DO THIS —
Below are the entries; output exactly the lines from the one containing "What data populates" through the final line, inclusive.

GIVEN INFORMATION —

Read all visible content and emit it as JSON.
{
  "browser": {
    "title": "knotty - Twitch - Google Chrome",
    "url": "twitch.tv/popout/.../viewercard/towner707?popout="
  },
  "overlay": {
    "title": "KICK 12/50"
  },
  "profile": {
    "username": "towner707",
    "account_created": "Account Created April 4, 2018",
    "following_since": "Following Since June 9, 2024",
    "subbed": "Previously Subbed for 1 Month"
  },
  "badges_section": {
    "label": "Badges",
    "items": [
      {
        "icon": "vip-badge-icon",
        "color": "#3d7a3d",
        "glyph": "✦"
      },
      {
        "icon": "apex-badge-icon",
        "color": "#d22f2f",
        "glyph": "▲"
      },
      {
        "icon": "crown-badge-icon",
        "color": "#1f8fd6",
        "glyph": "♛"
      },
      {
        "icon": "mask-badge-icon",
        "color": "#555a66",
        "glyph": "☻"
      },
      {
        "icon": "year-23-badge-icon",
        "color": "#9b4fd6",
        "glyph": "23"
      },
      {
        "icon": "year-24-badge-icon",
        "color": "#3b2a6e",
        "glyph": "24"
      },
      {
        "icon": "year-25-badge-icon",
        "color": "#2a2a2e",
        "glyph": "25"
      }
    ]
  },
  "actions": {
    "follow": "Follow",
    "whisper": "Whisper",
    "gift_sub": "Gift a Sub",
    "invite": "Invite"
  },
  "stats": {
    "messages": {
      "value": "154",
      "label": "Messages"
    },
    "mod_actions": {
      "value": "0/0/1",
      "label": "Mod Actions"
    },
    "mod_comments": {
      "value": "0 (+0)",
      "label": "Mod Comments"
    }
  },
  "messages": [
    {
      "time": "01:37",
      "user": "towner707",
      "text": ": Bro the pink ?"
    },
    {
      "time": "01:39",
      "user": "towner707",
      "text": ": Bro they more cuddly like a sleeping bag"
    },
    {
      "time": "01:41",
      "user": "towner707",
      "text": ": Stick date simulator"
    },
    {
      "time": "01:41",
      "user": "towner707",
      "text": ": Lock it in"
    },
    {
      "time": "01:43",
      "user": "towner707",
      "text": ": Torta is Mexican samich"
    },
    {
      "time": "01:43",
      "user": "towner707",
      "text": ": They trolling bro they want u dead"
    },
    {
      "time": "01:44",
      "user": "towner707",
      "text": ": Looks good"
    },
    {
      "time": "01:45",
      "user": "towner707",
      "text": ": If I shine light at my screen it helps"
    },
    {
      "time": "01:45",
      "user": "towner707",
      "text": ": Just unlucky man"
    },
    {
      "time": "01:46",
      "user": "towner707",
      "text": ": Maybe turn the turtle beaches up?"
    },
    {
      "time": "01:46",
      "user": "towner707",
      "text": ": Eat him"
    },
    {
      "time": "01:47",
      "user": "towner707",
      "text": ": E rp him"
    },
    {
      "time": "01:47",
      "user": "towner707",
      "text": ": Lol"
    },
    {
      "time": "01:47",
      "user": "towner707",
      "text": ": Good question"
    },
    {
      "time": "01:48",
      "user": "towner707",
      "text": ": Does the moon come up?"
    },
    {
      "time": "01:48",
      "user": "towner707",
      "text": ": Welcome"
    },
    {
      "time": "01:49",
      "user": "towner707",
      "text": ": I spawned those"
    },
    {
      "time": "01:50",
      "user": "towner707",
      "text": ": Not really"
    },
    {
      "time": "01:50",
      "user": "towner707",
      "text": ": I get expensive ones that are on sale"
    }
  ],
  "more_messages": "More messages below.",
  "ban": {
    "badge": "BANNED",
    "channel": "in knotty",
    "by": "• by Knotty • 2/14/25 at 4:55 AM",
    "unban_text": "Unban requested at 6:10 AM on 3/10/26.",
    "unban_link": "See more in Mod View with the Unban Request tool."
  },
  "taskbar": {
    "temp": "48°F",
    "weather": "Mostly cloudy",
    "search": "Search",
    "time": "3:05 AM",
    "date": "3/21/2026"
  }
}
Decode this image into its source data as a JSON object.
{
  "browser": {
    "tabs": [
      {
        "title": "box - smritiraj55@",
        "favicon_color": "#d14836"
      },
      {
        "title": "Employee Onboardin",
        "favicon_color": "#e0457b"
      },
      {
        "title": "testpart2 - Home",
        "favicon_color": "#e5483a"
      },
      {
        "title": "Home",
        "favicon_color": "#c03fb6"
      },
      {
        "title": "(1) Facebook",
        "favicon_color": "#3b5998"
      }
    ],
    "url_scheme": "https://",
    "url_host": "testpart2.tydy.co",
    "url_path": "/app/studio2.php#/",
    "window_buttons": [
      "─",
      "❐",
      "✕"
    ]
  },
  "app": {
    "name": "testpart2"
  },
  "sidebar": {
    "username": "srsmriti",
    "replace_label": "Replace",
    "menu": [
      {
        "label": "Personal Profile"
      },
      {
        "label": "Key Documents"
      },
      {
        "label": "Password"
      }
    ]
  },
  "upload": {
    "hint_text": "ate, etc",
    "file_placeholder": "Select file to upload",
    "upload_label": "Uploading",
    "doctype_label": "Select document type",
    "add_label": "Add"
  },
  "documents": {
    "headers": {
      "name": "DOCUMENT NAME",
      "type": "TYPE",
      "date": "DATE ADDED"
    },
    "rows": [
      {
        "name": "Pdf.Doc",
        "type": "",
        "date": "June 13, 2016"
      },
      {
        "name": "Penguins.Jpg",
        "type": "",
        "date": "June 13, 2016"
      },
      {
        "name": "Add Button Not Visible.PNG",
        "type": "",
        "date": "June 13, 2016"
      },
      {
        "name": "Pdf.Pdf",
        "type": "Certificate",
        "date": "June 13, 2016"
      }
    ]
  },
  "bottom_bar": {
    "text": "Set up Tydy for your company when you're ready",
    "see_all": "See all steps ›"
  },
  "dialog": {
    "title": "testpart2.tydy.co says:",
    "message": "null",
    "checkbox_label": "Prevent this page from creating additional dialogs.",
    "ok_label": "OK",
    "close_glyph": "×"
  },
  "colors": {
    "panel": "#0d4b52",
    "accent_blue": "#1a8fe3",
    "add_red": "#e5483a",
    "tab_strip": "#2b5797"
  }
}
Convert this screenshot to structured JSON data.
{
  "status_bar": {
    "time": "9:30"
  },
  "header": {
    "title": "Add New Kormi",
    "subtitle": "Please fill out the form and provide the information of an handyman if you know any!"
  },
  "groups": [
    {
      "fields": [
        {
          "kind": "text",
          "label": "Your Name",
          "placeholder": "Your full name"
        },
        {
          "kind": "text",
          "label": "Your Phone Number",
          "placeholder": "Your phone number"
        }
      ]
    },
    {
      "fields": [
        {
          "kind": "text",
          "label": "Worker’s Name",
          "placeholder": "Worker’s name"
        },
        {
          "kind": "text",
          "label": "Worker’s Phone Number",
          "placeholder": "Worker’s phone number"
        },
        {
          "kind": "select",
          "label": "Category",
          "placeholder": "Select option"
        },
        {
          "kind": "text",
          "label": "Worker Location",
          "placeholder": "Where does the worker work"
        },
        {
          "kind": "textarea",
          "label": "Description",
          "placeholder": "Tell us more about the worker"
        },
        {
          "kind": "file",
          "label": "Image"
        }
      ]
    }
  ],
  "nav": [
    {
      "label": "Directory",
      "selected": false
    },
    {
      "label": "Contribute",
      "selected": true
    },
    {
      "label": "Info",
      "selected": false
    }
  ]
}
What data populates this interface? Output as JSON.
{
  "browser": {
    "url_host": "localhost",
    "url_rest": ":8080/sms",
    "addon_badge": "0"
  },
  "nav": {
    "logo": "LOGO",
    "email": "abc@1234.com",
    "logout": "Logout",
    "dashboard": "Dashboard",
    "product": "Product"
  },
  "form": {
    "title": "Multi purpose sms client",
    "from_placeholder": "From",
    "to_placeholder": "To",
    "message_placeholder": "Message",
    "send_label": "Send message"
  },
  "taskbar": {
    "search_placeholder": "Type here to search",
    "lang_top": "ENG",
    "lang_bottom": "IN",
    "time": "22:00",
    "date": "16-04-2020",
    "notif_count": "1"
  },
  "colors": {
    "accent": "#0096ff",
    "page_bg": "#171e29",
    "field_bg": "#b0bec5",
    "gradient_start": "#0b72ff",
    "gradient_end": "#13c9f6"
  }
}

RESPONSE FOR THIS EXERCISE —
What data populates this interface? Output as JSON.
{
  "browser": {
    "url_host": "localhost",
    "url_rest": ":8080/sms",
    "addon_badge": "0"
  },
  "nav": {
    "logo": "LOGO",
    "email": "abc@1234.com",
    "logout": "Logout",
    "dashboard": "Dashboard",
    "product": "Product"
  },
  "form": {
    "title": "Multi purpose sms client",
    "from_placeholder": "From",
    "to_placeholder": "To",
    "message_placeholder": "Message",
    "send_label": "Send message"
  },
  "taskbar": {
    "search_placeholder": "Type here to search",
    "lang_top": "ENG",
    "lang_bottom": "IN",
    "time": "22:00",
    "date": "16-04-2020",
    "notif_count": "1"
  },
  "colors": {
    "accent": "#0096ff",
    "page_bg": "#171e29",
    "field_bg": "#b0bec5",
    "gradient_start": "#0b72ff",
    "gradient_end": "#13c9f6"
  }
}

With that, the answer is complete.